● Given request
Rewrite the data from its first line through the line with "nightstand [546, 424, 580, 466]", putting "couch" in place of "sofa" and keeping everything else the same.

>> Start The data

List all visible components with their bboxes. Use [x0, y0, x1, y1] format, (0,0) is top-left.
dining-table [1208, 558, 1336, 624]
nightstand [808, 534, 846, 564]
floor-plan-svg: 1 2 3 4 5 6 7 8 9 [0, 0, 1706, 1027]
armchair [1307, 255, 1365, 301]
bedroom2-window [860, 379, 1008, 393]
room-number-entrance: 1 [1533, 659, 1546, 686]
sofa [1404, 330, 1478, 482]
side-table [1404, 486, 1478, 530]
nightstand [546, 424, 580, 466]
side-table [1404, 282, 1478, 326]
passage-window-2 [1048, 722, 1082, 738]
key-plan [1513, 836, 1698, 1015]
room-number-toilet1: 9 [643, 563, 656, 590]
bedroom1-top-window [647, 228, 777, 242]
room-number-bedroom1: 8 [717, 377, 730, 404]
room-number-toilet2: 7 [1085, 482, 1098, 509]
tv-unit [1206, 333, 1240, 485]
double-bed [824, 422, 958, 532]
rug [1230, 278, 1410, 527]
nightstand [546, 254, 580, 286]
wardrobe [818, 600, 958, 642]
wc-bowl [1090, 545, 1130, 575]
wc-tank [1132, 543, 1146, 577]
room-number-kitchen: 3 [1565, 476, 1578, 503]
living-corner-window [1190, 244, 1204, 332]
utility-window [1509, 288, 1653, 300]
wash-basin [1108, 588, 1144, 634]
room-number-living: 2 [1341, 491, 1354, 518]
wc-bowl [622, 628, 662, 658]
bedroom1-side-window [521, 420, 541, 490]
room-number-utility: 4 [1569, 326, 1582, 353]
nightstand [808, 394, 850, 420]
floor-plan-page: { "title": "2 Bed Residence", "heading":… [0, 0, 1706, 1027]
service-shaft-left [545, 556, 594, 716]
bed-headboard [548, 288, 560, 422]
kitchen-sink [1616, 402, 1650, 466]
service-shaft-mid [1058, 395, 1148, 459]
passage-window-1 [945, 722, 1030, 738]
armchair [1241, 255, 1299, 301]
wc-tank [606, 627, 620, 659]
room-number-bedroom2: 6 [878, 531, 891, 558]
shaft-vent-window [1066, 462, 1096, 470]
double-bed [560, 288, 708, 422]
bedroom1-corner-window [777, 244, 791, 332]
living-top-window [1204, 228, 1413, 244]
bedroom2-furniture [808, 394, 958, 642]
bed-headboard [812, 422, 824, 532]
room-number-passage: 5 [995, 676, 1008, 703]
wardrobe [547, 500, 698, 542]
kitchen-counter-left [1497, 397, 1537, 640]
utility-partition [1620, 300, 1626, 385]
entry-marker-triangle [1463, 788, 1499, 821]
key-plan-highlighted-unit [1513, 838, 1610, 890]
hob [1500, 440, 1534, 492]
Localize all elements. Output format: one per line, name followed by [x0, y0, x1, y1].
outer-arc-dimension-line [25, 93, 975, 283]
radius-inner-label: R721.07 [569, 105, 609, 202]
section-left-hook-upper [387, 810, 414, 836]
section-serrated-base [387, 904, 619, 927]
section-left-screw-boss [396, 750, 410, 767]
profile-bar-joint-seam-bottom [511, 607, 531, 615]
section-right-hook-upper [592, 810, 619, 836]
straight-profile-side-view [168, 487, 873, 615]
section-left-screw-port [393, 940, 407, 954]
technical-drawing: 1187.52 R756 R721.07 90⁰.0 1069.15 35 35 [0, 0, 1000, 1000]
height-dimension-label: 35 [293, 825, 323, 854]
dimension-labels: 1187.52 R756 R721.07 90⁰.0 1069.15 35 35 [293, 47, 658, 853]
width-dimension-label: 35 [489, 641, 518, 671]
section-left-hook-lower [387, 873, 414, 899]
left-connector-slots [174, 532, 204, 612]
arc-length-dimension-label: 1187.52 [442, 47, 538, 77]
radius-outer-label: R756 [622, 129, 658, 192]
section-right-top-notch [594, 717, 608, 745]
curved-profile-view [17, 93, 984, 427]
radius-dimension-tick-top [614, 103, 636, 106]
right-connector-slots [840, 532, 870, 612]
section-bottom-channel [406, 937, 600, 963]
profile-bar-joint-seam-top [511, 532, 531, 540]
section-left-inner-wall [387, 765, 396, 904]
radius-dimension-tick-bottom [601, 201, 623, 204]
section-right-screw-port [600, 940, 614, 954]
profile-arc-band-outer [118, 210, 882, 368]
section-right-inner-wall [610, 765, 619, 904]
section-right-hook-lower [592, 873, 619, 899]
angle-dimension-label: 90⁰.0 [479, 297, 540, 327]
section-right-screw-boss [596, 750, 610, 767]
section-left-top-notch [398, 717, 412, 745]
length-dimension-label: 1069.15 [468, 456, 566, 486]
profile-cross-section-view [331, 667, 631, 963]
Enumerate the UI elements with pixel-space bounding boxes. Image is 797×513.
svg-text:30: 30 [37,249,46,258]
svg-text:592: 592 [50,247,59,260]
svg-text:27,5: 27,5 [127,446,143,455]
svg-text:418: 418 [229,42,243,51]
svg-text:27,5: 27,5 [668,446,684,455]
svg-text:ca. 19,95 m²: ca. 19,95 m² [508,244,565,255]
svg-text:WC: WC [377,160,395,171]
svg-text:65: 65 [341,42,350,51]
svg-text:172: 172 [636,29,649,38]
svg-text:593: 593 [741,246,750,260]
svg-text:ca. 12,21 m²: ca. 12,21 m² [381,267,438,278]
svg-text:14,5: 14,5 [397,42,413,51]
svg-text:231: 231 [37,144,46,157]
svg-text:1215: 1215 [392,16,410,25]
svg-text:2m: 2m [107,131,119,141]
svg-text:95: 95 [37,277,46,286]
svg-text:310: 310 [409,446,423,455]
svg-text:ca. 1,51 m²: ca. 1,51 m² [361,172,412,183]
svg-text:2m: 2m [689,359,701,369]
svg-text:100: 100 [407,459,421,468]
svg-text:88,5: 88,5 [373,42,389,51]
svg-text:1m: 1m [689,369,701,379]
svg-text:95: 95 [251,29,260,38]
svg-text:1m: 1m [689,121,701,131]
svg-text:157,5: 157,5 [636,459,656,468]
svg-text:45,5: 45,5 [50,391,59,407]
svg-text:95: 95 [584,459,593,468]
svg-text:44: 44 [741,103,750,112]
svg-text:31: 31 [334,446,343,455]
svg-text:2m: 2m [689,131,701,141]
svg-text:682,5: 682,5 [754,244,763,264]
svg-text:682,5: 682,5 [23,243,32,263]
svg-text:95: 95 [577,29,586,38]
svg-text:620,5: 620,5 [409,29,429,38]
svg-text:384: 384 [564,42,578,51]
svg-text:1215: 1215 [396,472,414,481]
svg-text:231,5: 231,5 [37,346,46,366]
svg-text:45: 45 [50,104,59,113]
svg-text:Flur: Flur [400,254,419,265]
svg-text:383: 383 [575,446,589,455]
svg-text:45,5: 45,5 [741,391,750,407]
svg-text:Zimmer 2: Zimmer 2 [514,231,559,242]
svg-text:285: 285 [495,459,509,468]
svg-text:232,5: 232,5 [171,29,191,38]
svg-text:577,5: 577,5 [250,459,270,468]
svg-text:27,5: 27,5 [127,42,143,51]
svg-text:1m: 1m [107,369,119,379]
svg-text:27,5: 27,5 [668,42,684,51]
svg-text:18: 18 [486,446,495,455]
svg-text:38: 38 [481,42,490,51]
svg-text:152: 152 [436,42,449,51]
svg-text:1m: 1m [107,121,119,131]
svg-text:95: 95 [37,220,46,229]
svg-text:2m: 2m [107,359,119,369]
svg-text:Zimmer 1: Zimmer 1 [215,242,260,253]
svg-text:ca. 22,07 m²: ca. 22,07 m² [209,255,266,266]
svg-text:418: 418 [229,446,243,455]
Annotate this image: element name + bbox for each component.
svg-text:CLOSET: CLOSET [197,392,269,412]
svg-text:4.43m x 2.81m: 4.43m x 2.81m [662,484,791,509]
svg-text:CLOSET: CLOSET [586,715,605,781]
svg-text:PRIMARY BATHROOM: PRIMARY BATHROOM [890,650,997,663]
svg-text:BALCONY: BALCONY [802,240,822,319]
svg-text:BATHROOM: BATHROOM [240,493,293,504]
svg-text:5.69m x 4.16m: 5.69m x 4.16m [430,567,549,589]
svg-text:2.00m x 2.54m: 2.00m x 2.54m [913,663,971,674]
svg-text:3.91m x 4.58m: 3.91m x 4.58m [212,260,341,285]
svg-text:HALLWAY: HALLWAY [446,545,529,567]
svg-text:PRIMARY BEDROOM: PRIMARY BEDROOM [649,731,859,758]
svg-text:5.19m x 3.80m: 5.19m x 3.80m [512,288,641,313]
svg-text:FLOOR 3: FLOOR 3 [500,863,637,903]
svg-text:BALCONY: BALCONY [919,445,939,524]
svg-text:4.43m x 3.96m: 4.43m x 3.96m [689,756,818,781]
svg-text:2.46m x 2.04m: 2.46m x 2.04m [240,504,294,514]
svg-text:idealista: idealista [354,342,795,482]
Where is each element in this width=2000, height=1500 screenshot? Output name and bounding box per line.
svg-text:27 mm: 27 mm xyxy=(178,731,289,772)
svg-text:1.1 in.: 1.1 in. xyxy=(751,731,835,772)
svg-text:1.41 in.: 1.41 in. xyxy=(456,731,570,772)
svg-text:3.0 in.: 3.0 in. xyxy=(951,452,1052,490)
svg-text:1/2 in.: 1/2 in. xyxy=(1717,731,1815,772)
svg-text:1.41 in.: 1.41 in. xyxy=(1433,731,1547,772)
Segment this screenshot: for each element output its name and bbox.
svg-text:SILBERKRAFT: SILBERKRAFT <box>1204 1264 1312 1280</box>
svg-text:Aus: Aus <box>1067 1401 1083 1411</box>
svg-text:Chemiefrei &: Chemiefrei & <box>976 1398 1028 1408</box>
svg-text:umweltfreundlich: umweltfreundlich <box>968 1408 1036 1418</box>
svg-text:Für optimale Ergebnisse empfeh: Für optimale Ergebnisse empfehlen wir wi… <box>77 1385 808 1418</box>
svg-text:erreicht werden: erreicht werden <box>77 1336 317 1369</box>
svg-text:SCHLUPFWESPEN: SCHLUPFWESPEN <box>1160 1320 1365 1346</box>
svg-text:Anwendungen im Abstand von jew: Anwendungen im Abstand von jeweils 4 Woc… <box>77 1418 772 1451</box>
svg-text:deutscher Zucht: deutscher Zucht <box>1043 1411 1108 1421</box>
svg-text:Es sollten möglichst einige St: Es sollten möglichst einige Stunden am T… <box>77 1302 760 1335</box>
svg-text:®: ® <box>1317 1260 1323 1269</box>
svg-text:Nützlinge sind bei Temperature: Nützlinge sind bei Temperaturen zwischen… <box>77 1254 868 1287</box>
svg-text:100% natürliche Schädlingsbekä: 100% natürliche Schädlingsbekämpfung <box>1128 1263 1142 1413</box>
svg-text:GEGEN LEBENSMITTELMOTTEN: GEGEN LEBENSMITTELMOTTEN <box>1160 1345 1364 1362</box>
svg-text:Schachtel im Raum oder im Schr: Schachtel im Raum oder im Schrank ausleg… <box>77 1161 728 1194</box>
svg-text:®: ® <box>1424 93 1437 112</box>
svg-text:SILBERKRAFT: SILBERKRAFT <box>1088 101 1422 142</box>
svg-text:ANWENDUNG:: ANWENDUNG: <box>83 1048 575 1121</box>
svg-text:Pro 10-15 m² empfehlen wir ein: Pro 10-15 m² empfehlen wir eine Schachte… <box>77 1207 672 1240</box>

>> End The data

● Full output
List all visible components with their bboxes. Use [x0, y0, x1, y1] format, (0,0) is top-left.
dining-table [1208, 558, 1336, 624]
nightstand [808, 534, 846, 564]
floor-plan-svg: 1 2 3 4 5 6 7 8 9 [0, 0, 1706, 1027]
armchair [1307, 255, 1365, 301]
bedroom2-window [860, 379, 1008, 393]
room-number-entrance: 1 [1533, 659, 1546, 686]
couch [1404, 330, 1478, 482]
side-table [1404, 486, 1478, 530]
nightstand [546, 424, 580, 466]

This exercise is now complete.